**WHAT IS ASKED:**
Locate all lines in the data below that hold "vinagreta" and show them.

**ENTRIES:**
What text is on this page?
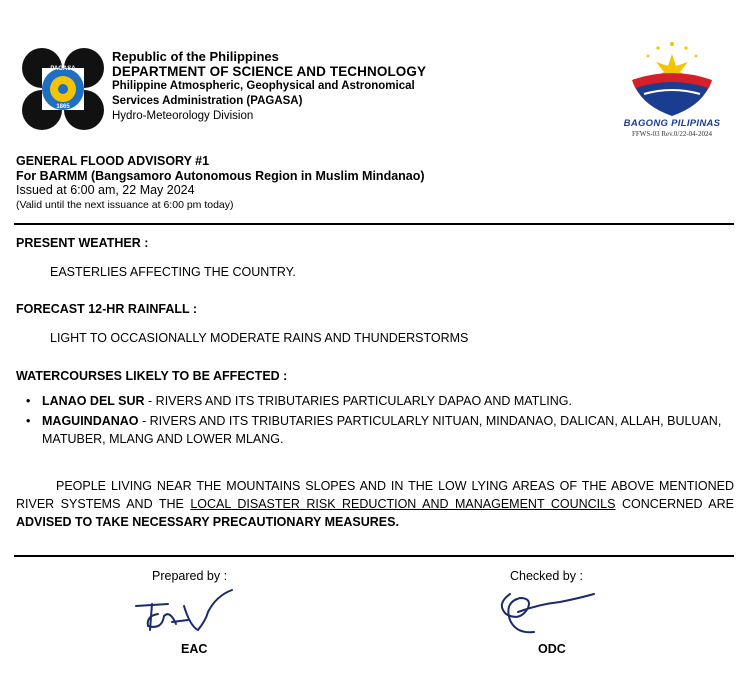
PAGASA
1865
Republic of the Philippines
DEPARTMENT OF SCIENCE AND TECHNOLOGY
Philippine Atmospheric, Geophysical and Astronomical
Services Administration (PAGASA)
Hydro-Meteorology Division
BAGONG PILIPINAS
FFWS-03 Rev.0/22-04-2024
GENERAL FLOOD ADVISORY #1
For BARMM (Bangsamoro Autonomous Region in Muslim Mindanao)
Issued at 6:00 am, 22 May 2024
(Valid until the next issuance at 6:00 pm today)
PRESENT WEATHER :
EASTERLIES AFFECTING THE COUNTRY.
FORECAST 12-HR RAINFALL :
LIGHT TO OCCASIONALLY MODERATE RAINS AND THUNDERSTORMS
WATERCOURSES LIKELY TO BE AFFECTED :
• LANAO DEL SUR - RIVERS AND ITS TRIBUTARIES PARTICULARLY DAPAO AND MATLING.
• MAGUINDANAO - RIVERS AND ITS TRIBUTARIES PARTICULARLY NITUAN, MINDANAO, DALICAN, ALLAH, BULUAN, MATUBER, MLANG AND LOWER MLANG.
PEOPLE LIVING NEAR THE MOUNTAINS SLOPES AND IN THE LOW LYING AREAS OF THE ABOVE MENTIONED RIVER SYSTEMS AND THE LOCAL DISASTER RISK REDUCTION AND MANAGEMENT COUNCILS CONCERNED ARE ADVISED TO TAKE NECESSARY PRECAUTIONARY MEASURES.
Prepared by :
EAC
Checked by :
ODC
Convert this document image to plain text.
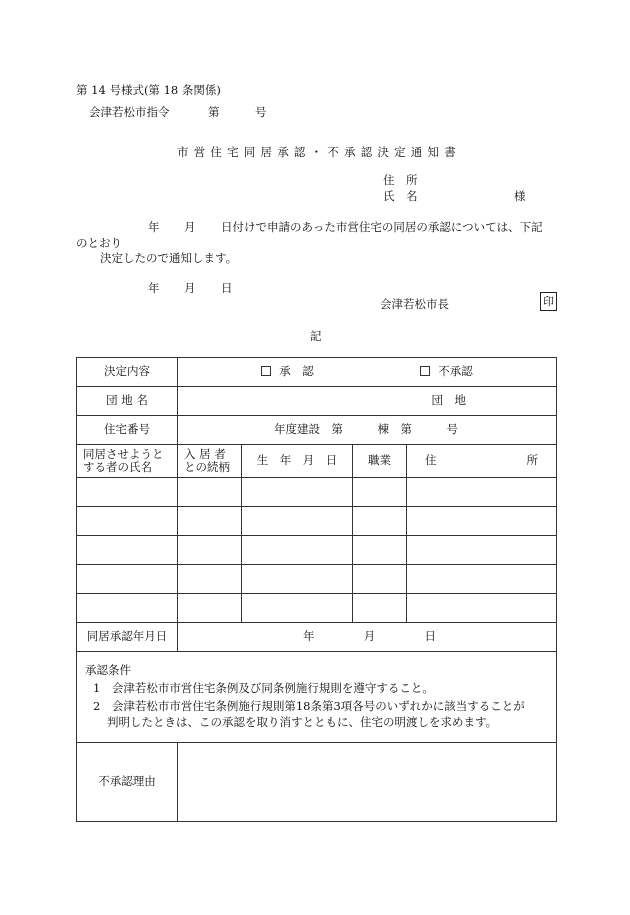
第 14 号様式(第 18 条関係)
会津若松市指令	第	号
市営住宅同居承認・不承認決定通知書
住　所
氏　名	様
年 月 日付けで申請のあった市営住宅の同居の承認については、下記
のとおり
決定したので通知します。
年 月 日
会津若松市長	印
記
決定内容	承　認 不承認			

団 地 名	団　地			
住宅番号	年度建設　第　　　棟　第　　　号			
同居させようとする者の氏名	入 居 者との続柄	生　年　月　日	職業	住 所

同居承認年月日	年 月 日			

承認条件
1　会津若松市市営住宅条例及び同条例施行規則を遵守すること。
2　会津若松市市営住宅条例施行規則第18条第3項各号のいずれかに該当することが
判明したときは、この承認を取り消すとともに、住宅の明渡しを求めます。				

不承認理由				
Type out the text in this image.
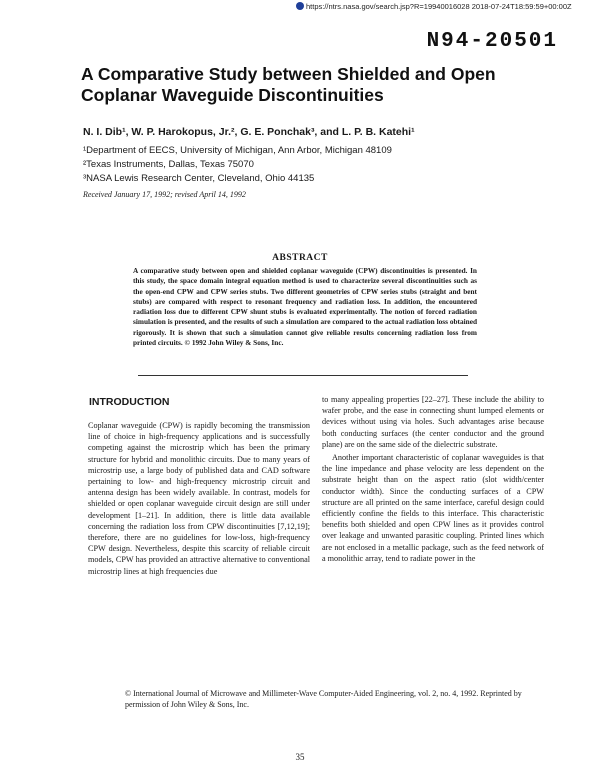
https://ntrs.nasa.gov/search.jsp?R=19940016028 2018-07-24T18:59:59+00:00Z
N94-20501
A Comparative Study between Shielded and Open Coplanar Waveguide Discontinuities
N. I. Dib¹, W. P. Harokopus, Jr.², G. E. Ponchak³, and L. P. B. Katehi¹
¹Department of EECS, University of Michigan, Ann Arbor, Michigan 48109
²Texas Instruments, Dallas, Texas 75070
³NASA Lewis Research Center, Cleveland, Ohio 44135
Received January 17, 1992; revised April 14, 1992
ABSTRACT

A comparative study between open and shielded coplanar waveguide (CPW) discontinuities is presented. In this study, the space domain integral equation method is used to characterize several discontinuities such as the open-end CPW and CPW series stubs. Two different geometries of CPW series stubs (straight and bent stubs) are compared with respect to resonant frequency and radiation loss. In addition, the encountered radiation loss due to different CPW shunt stubs is evaluated experimentally. The notion of forced radiation simulation is presented, and the results of such a simulation are compared to the actual radiation loss obtained rigorously. It is shown that such a simulation cannot give reliable results concerning radiation loss from printed circuits. © 1992 John Wiley & Sons, Inc.

INTRODUCTION

Coplanar waveguide (CPW) is rapidly becoming the transmission line of choice in high-frequency applications and is successfully competing against the microstrip which has been the primary structure for hybrid and monolithic circuits. Due to many years of microstrip use, a large body of published data and CAD software pertaining to low- and high-frequency microstrip circuit and antenna design has been widely available. In contrast, models for shielded or open coplanar waveguide circuit design are still under development [1–21]. In addition, there is little data available concerning the radiation loss from CPW discontinuities [7,12,19]; therefore, there are no guidelines for low-loss, high-frequency CPW design. Nevertheless, despite this scarcity of reliable circuit models, CPW has provided an attractive alternative to conventional microstrip lines at high frequencies due

to many appealing properties [22–27]. These include the ability to wafer probe, and the ease in connecting shunt lumped elements or devices without using via holes. Such advantages arise because both conducting surfaces (the center conductor and the ground plane) are on the same side of the dielectric substrate.

Another important characteristic of coplanar waveguides is that the line impedance and phase velocity are less dependent on the substrate height than on the aspect ratio (slot width/center conductor width). Since the conducting surfaces of a CPW structure are all printed on the same interface, careful design could efficiently confine the fields to this interface. This characteristic benefits both shielded and open CPW lines as it provides control over leakage and unwanted parasitic coupling. Printed lines which are not enclosed in a metallic package, such as the feed network of a monolithic array, tend to radiate power in the

© International Journal of Microwave and Millimeter-Wave Computer-Aided Engineering, vol. 2, no. 4, 1992. Reprinted by permission of John Wiley & Sons, Inc.

35
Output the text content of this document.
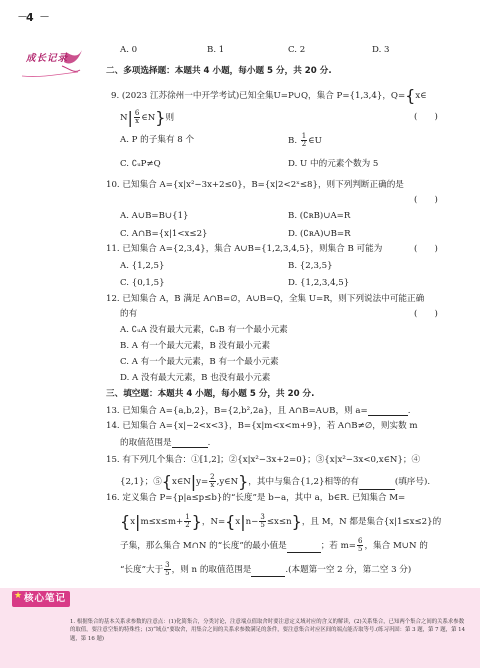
— 4 —
成长记录
A. 0	B. 1	C. 2	D. 3
二、多项选择题：本题共 4 小题，每小题 5 分，共 20 分.
9. (2023 江苏徐州一中开学考试)已知全集U=P∪Q，集合 P={1,3,4}，Q={x∈
$N| \frac{6}{x}$ ∈N}则	(　　)
A. P 的子集有 8 个	B. $\frac{1}{2}$ ∈U
C. ∁ᵤP≠Q	D. U 中的元素个数为 5
10. 已知集合 A={x|x²−3x+2≤0}，B={x|2<2ˣ≤8}，则下列判断正确的是
(　　)
A. A∪B=B∪{1}	B. (∁ʀB)∪A=R
C. A∩B={x|1<x≤2}	D. (∁ʀA)∪B=R
11. 已知集合 A={2,3,4}，集合 A∪B={1,2,3,4,5}，则集合 B 可能为	(　　)
A. {1,2,5}	B. {2,3,5}
C. {0,1,5}	D. {1,2,3,4,5}
12. 已知集合 A，B 满足 A∩B=∅，A∪B=Q，全集 U=R，则下列说法中可能正确
的有	(　　)
A. ∁ᵤA 没有最大元素，∁ᵤB 有一个最小元素
B. A 有一个最大元素，B 没有最小元素
C. A 有一个最大元素，B 有一个最小元素
D. A 没有最大元素，B 也没有最小元素
三、填空题：本题共 4 小题，每小题 5 分，共 20 分.
13. 已知集合 A={a,b,2}，B={2,b²,2a}，且 A∩B=A∪B，则 a=	.
14. 已知集合 A={x|−2<x<3}，B={x|m<x<m+9}，若 A∩B≠∅，则实数 m
的取值范围是	.
15. 有下列几个集合：①[1,2]；②{x|x²−3x+2=0}；③{x|x²−3x<0,x∈N}；④
{2,1}；⑤{x∈N|y= $\frac{2}{x}$ ,y∈N}，其中与集合{1,2}相等的有	(填序号).
16. 定义集合 P={p|a≤p≤b}的“长度”是 b−a，其中 a，b∈R. 已知集合 M=
{$x|m\le x\le m+ \frac{1}{2}$ }，$N=\{x|n- \frac{3}{5} \le x\le n\}$，且 M，N 都是集合{x|1≤x≤2}的
子集，那么集合 M∩N 的“长度”的最小值是	；若 $m= \frac{6}{5}$ ，集合 M∪N 的
“长度”大于 $\frac{3}{5}$ ，则 n 的取值范围是	.(本题第一空 2 分，第二空 3 分)
★ 核心笔记
1. 根据集合的基本关系求参数的注意点：(1)化简集合，分类讨论，注意端点值取舍时要注意定义域对应的含义的解读，(2)关系集合，已知两个集合之间的关系求参数的取值，要注意空集的特殊性；(3)“域点”要取舍，用集合之间的关系求参数满足的条件，要注意集合对应区间的端点能否取等号.(练习巩固：第 3 题，第 7 题，第 14 题，第 16 题)
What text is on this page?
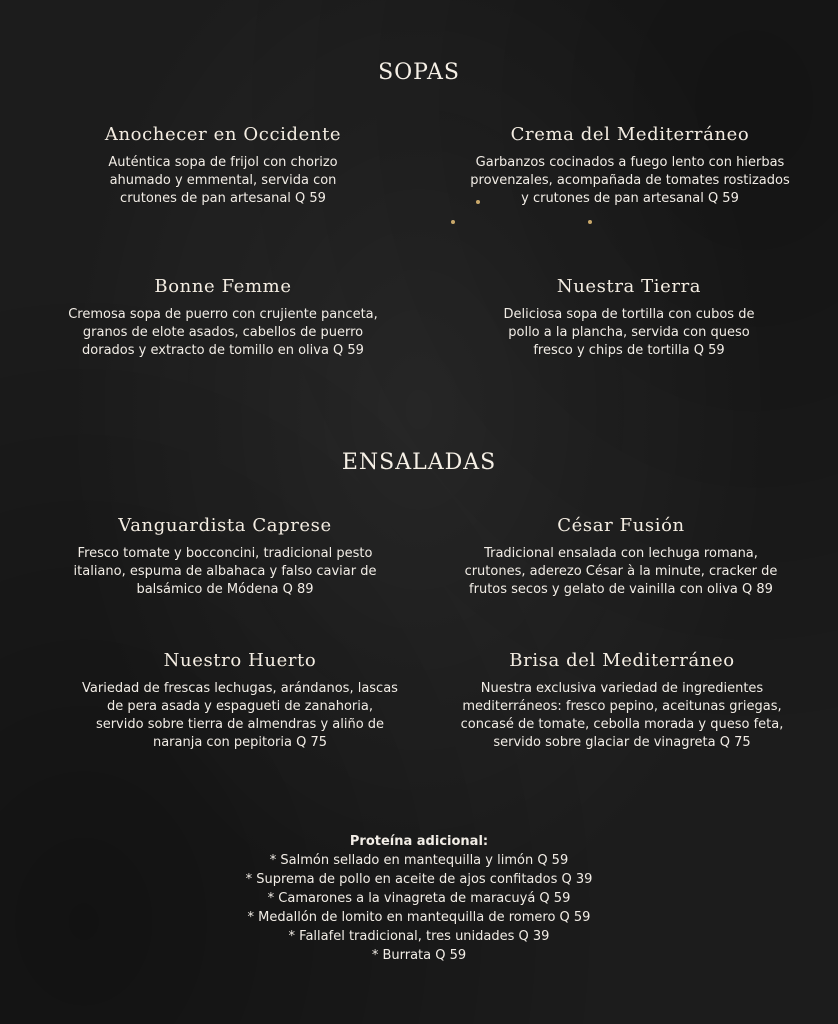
SOPAS
Anochecer en Occidente

Auténtica sopa de frijol con chorizo
ahumado y emmental, servida con
crutones de pan artesanal Q 59

Crema del Mediterráneo

Garbanzos cocinados a fuego lento con hierbas
provenzales, acompañada de tomates rostizados
y crutones de pan artesanal Q 59

Bonne Femme

Cremosa sopa de puerro con crujiente panceta,
granos de elote asados, cabellos de puerro
dorados y extracto de tomillo en oliva Q 59

Nuestra Tierra

Deliciosa sopa de tortilla con cubos de
pollo a la plancha, servida con queso
fresco y chips de tortilla Q 59

ENSALADAS
Vanguardista Caprese

Fresco tomate y bocconcini, tradicional pesto
italiano, espuma de albahaca y falso caviar de
balsámico de Módena Q 89

César Fusión

Tradicional ensalada con lechuga romana,
crutones, aderezo César à la minute, cracker de
frutos secos y gelato de vainilla con oliva Q 89

Nuestro Huerto

Variedad de frescas lechugas, arándanos, lascas
de pera asada y espagueti de zanahoria,
servido sobre tierra de almendras y aliño de
naranja con pepitoria Q 75

Brisa del Mediterráneo

Nuestra exclusiva variedad de ingredientes
mediterráneos: fresco pepino, aceitunas griegas,
concasé de tomate, cebolla morada y queso feta,
servido sobre glaciar de vinagreta Q 75

Proteína adicional:

* Salmón sellado en mantequilla y limón Q 59
* Suprema de pollo en aceite de ajos confitados Q 39
* Camarones a la vinagreta de maracuyá Q 59
* Medallón de lomito en mantequilla de romero Q 59
* Fallafel tradicional, tres unidades Q 39
* Burrata Q 59
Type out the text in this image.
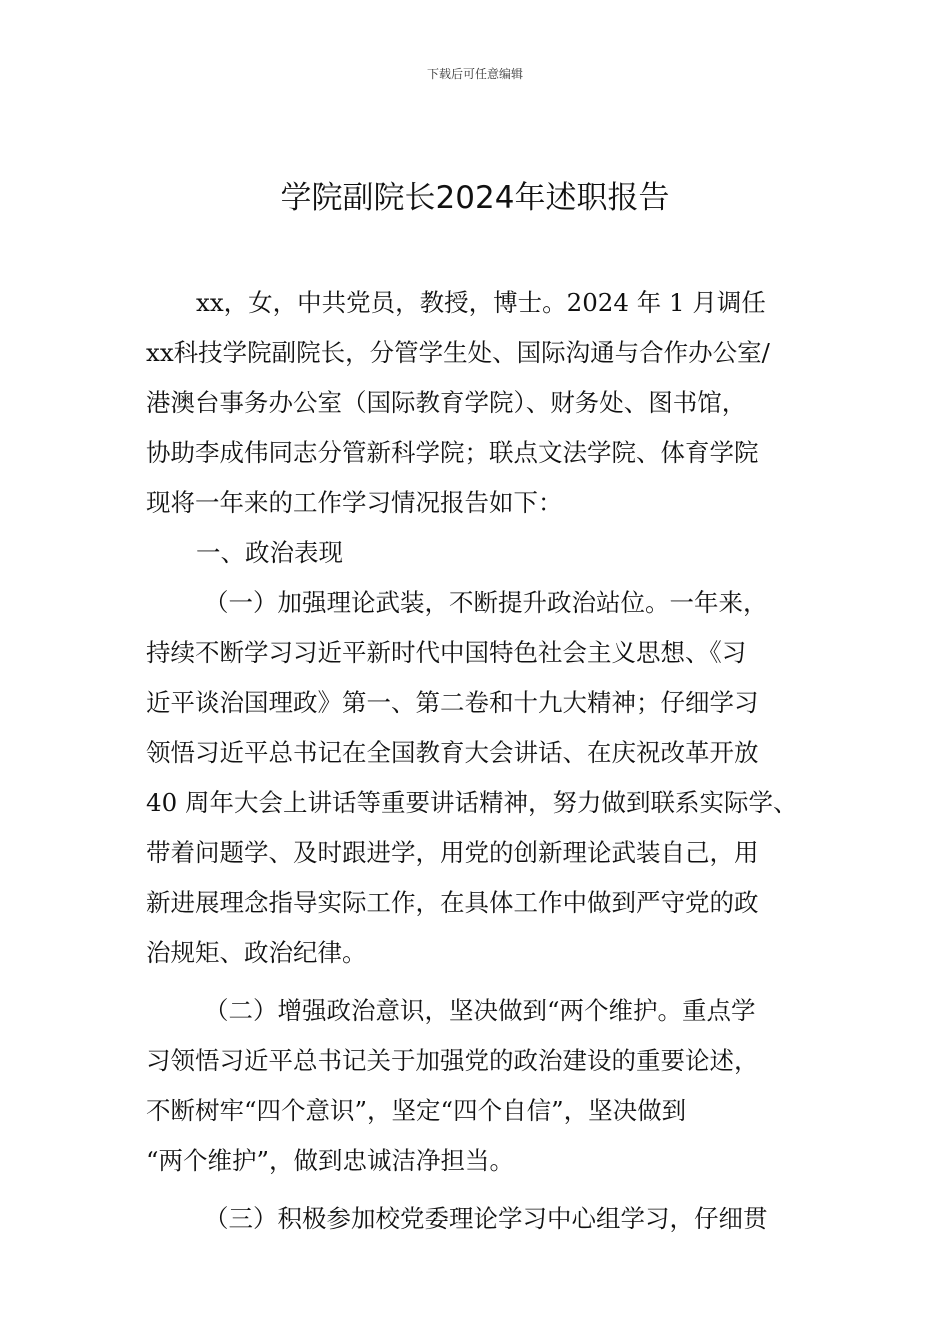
下载后可任意编辑
学院副院长2024年述职报告
xx，女，中共党员，教授，博士。2024 年 1 月调任
xx科技学院副院长，分管学生处、国际沟通与合作办公室/
港澳台事务办公室（国际教育学院）、财务处、图书馆，
协助李成伟同志分管新科学院；联点文法学院、体育学院
现将一年来的工作学习情况报告如下：
一、政治表现
（一）加强理论武装，不断提升政治站位。一年来，
持续不断学习习近平新时代中国特色社会主义思想、《习
近平谈治国理政》第一、第二卷和十九大精神；仔细学习
领悟习近平总书记在全国教育大会讲话、在庆祝改革开放
40 周年大会上讲话等重要讲话精神，努力做到联系实际学、
带着问题学、及时跟进学，用党的创新理论武装自己，用
新进展理念指导实际工作，在具体工作中做到严守党的政
治规矩、政治纪律。
（二）增强政治意识，坚决做到“两个维护。重点学
习领悟习近平总书记关于加强党的政治建设的重要论述，
不断树牢“四个意识”，坚定“四个自信”，坚决做到
“两个维护”，做到忠诚洁净担当。
（三）积极参加校党委理论学习中心组学习，仔细贯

**EXERCISE RESULT:**
servido sobre glaciar de vinagreta Q 75
* Camarones a la vinagreta de maracuyá Q 59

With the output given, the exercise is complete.